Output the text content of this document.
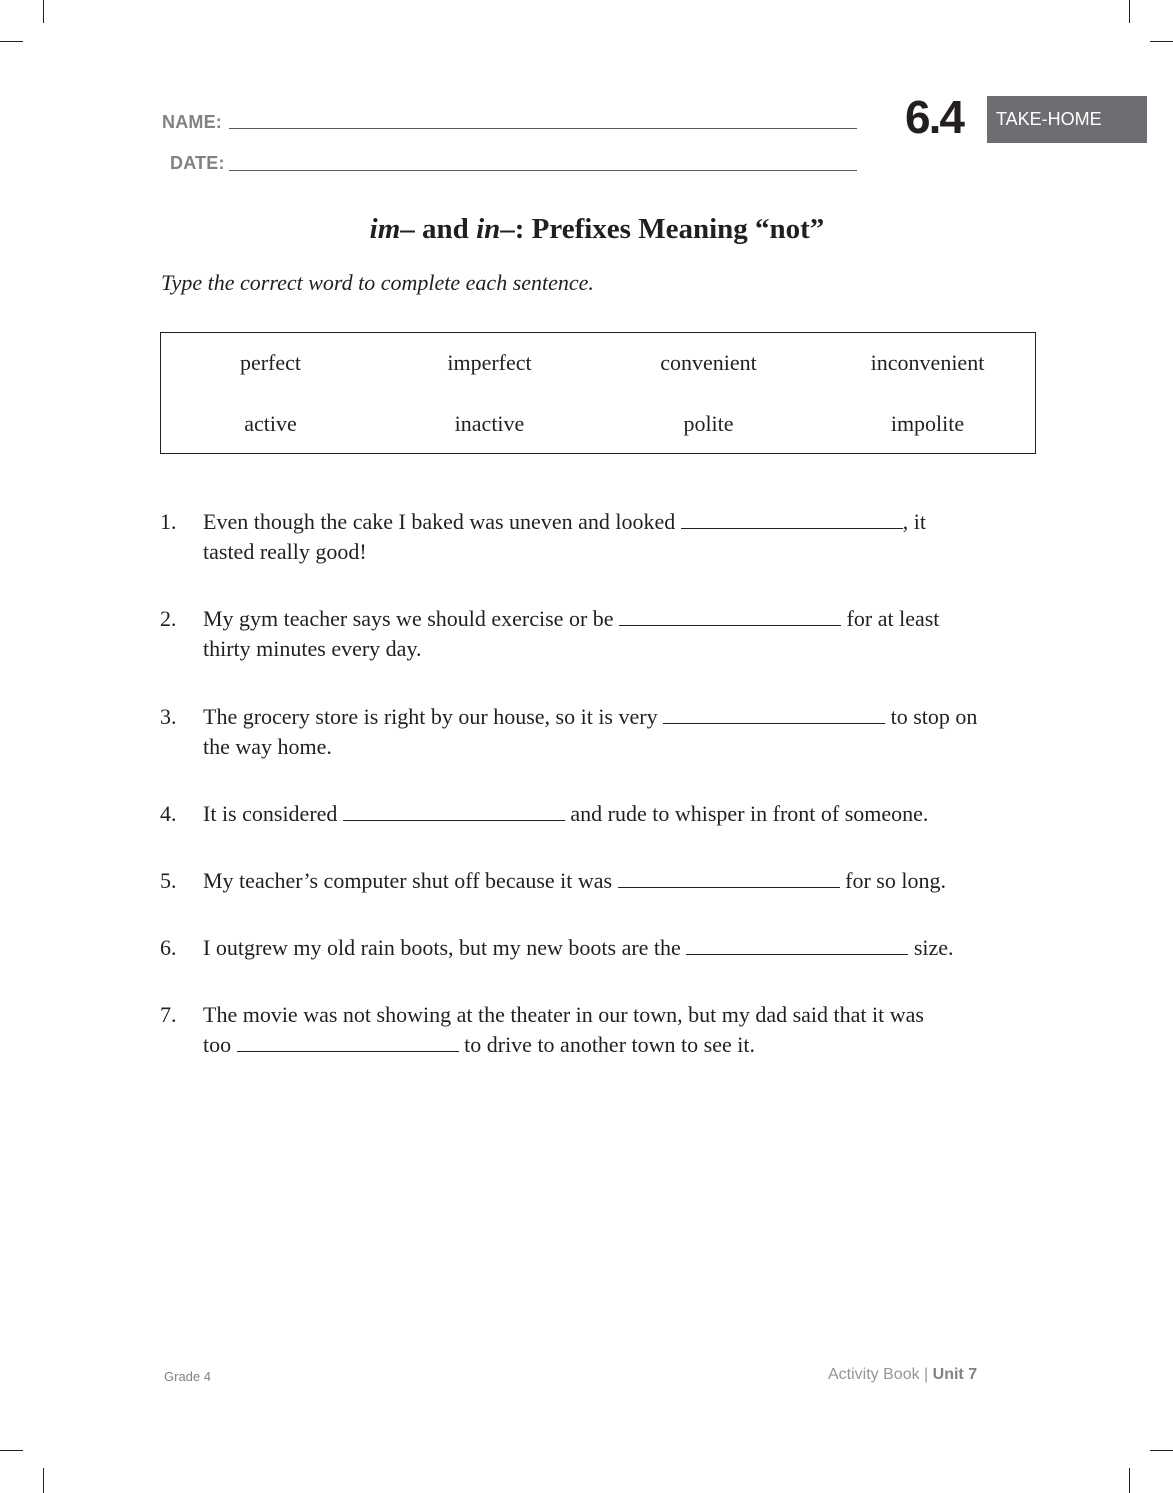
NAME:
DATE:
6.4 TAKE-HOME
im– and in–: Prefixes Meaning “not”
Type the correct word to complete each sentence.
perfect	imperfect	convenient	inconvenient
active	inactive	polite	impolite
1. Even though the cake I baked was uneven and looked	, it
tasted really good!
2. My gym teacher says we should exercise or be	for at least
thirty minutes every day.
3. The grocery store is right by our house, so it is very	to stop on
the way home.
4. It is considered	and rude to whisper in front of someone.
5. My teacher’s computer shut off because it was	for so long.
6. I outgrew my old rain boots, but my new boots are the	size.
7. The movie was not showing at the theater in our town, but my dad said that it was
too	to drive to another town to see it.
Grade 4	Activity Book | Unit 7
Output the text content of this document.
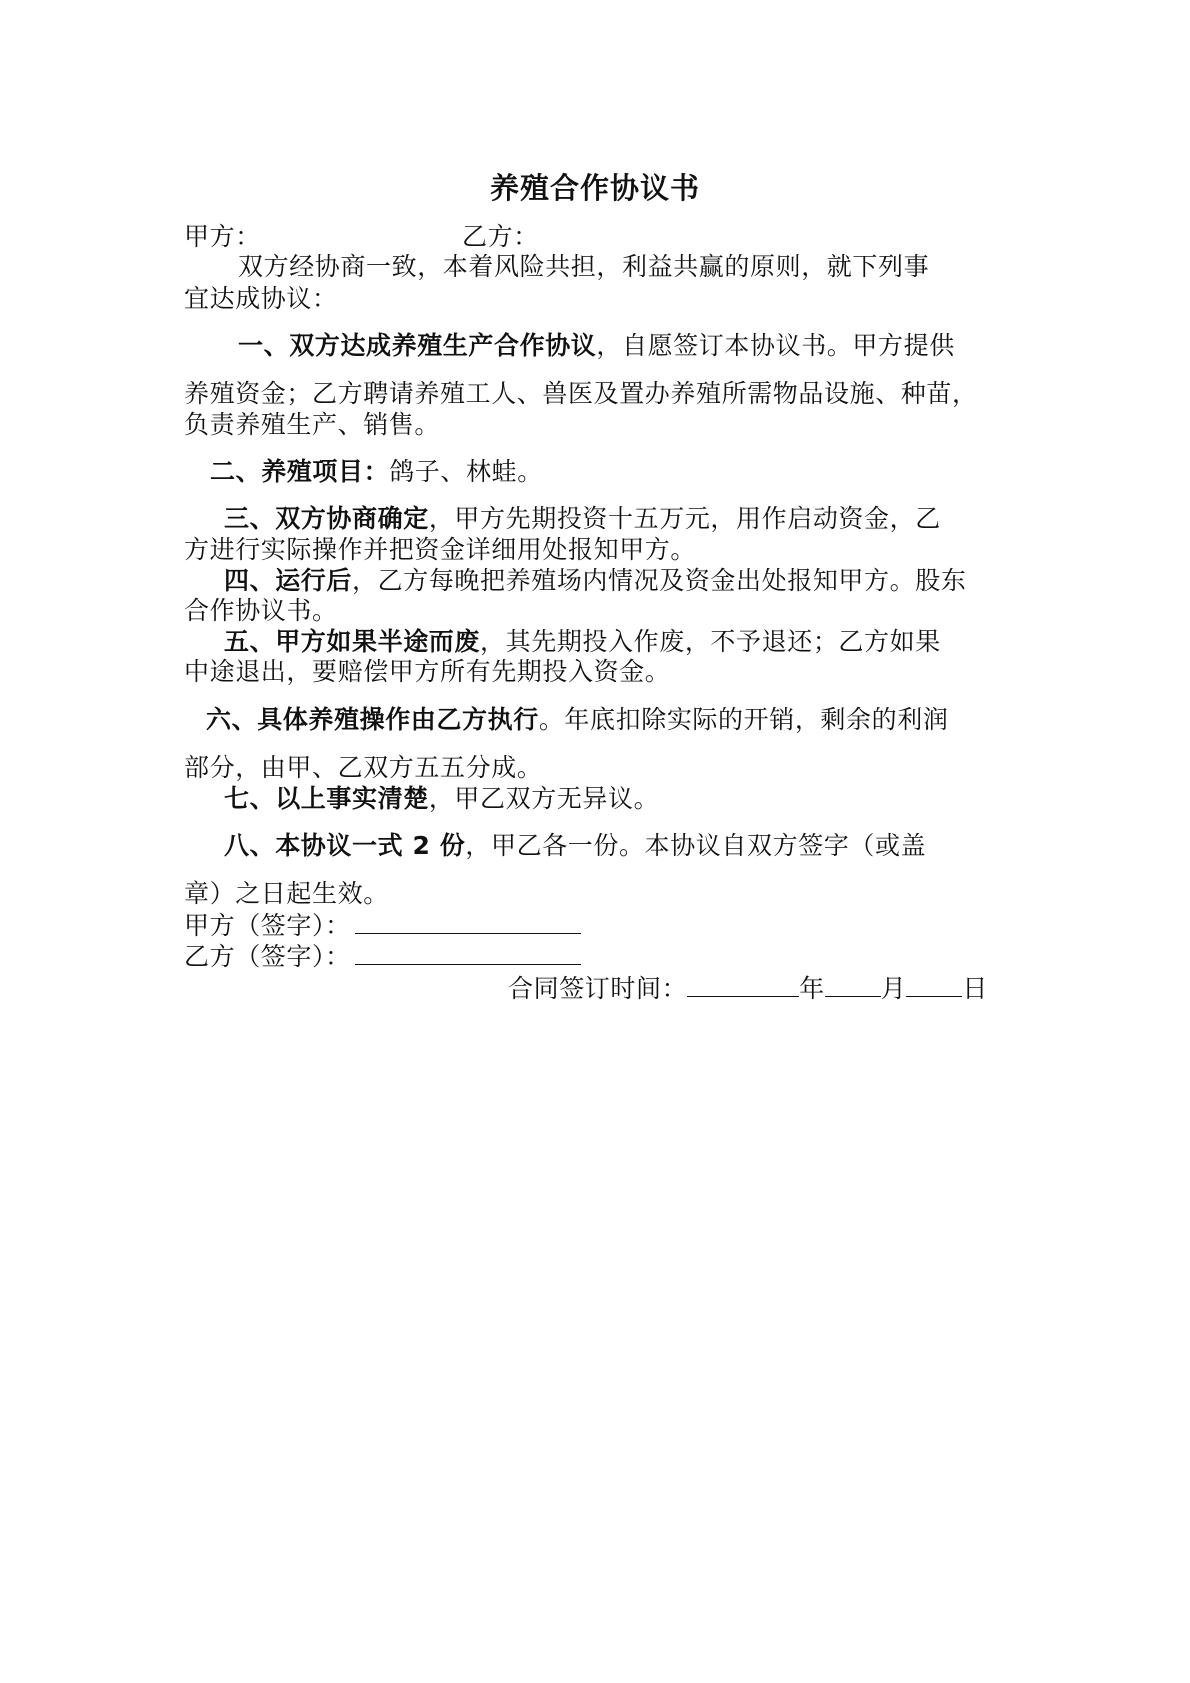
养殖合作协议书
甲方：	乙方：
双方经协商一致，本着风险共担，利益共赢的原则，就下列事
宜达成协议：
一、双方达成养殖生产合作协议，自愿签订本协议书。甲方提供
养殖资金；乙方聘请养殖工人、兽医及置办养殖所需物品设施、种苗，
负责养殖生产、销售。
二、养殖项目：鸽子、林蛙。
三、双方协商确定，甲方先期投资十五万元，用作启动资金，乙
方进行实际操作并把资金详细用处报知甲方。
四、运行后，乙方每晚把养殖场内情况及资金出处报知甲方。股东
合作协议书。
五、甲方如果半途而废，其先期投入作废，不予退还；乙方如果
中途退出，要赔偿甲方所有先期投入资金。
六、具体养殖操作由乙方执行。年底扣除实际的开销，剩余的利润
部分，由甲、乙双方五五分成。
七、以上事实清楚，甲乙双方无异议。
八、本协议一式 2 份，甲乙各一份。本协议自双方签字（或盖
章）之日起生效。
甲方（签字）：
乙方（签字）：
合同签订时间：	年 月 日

- _TO DO_: Transcribe the material exactly, keeping every word and none of the pictures.

- _COMPLETED EXERCISE_:
Output the text content of this document.
NAME:
DATE:
6.4 TAKE-HOME
im– and in–: Prefixes Meaning “not”
Type the correct word to complete each sentence.
perfect	imperfect	convenient	inconvenient
active	inactive	polite	impolite
1. Even though the cake I baked was uneven and looked	, it
tasted really good!
2. My gym teacher says we should exercise or be	for at least
thirty minutes every day.
3. The grocery store is right by our house, so it is very	to stop on
the way home.
4. It is considered	and rude to whisper in front of someone.
5. My teacher’s computer shut off because it was	for so long.
6. I outgrew my old rain boots, but my new boots are the	size.
7. The movie was not showing at the theater in our town, but my dad said that it was
too	to drive to another town to see it.
Grade 4	Activity Book | Unit 7
Output the text content of this document.
养殖合作协议书
甲方：	乙方：
双方经协商一致，本着风险共担，利益共赢的原则，就下列事
宜达成协议：
一、双方达成养殖生产合作协议，自愿签订本协议书。甲方提供
养殖资金；乙方聘请养殖工人、兽医及置办养殖所需物品设施、种苗，
负责养殖生产、销售。
二、养殖项目：鸽子、林蛙。
三、双方协商确定，甲方先期投资十五万元，用作启动资金，乙
方进行实际操作并把资金详细用处报知甲方。
四、运行后，乙方每晚把养殖场内情况及资金出处报知甲方。股东
合作协议书。
五、甲方如果半途而废，其先期投入作废，不予退还；乙方如果
中途退出，要赔偿甲方所有先期投入资金。
六、具体养殖操作由乙方执行。年底扣除实际的开销，剩余的利润
部分，由甲、乙双方五五分成。
七、以上事实清楚，甲乙双方无异议。
八、本协议一式 2 份，甲乙各一份。本协议自双方签字（或盖
章）之日起生效。
甲方（签字）：
乙方（签字）：
合同签订时间：	年 月 日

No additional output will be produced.